> **Aim of the exercise**
Copy every entry word for word, but skip the pictures.

(Part of a data file)
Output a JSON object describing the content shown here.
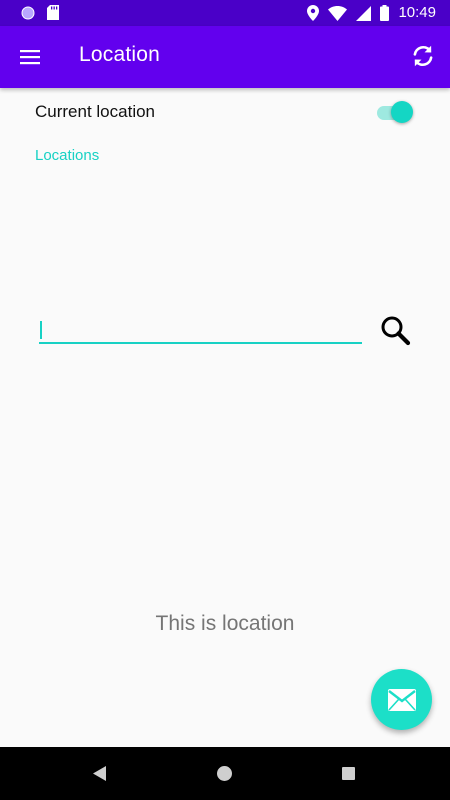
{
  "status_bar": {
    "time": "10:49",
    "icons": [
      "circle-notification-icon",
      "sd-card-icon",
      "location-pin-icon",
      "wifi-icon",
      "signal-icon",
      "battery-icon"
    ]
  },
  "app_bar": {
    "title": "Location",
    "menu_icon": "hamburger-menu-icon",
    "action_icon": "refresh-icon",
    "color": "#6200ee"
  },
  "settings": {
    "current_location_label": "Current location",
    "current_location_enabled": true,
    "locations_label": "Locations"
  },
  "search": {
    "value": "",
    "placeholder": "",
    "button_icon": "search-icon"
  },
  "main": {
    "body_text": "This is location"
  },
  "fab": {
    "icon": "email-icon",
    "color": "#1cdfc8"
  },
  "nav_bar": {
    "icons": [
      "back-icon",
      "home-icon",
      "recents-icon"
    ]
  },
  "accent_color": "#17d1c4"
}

> **Expected output**
Output a JSON object describing the content shown here.
{
  "status_bar": {
    "time": "10:49",
    "icons": [
      "circle-notification-icon",
      "sd-card-icon",
      "location-pin-icon",
      "wifi-icon",
      "signal-icon",
      "battery-icon"
    ]
  },
  "app_bar": {
    "title": "Location",
    "menu_icon": "hamburger-menu-icon",
    "action_icon": "refresh-icon",
    "color": "#6200ee"
  },
  "settings": {
    "current_location_label": "Current location",
    "current_location_enabled": true,
    "locations_label": "Locations"
  },
  "search": {
    "value": "",
    "placeholder": "",
    "button_icon": "search-icon"
  },
  "main": {
    "body_text": "This is location"
  },
  "fab": {
    "icon": "email-icon",
    "color": "#1cdfc8"
  },
  "nav_bar": {
    "icons": [
      "back-icon",
      "home-icon",
      "recents-icon"
    ]
  },
  "accent_color": "#17d1c4"
}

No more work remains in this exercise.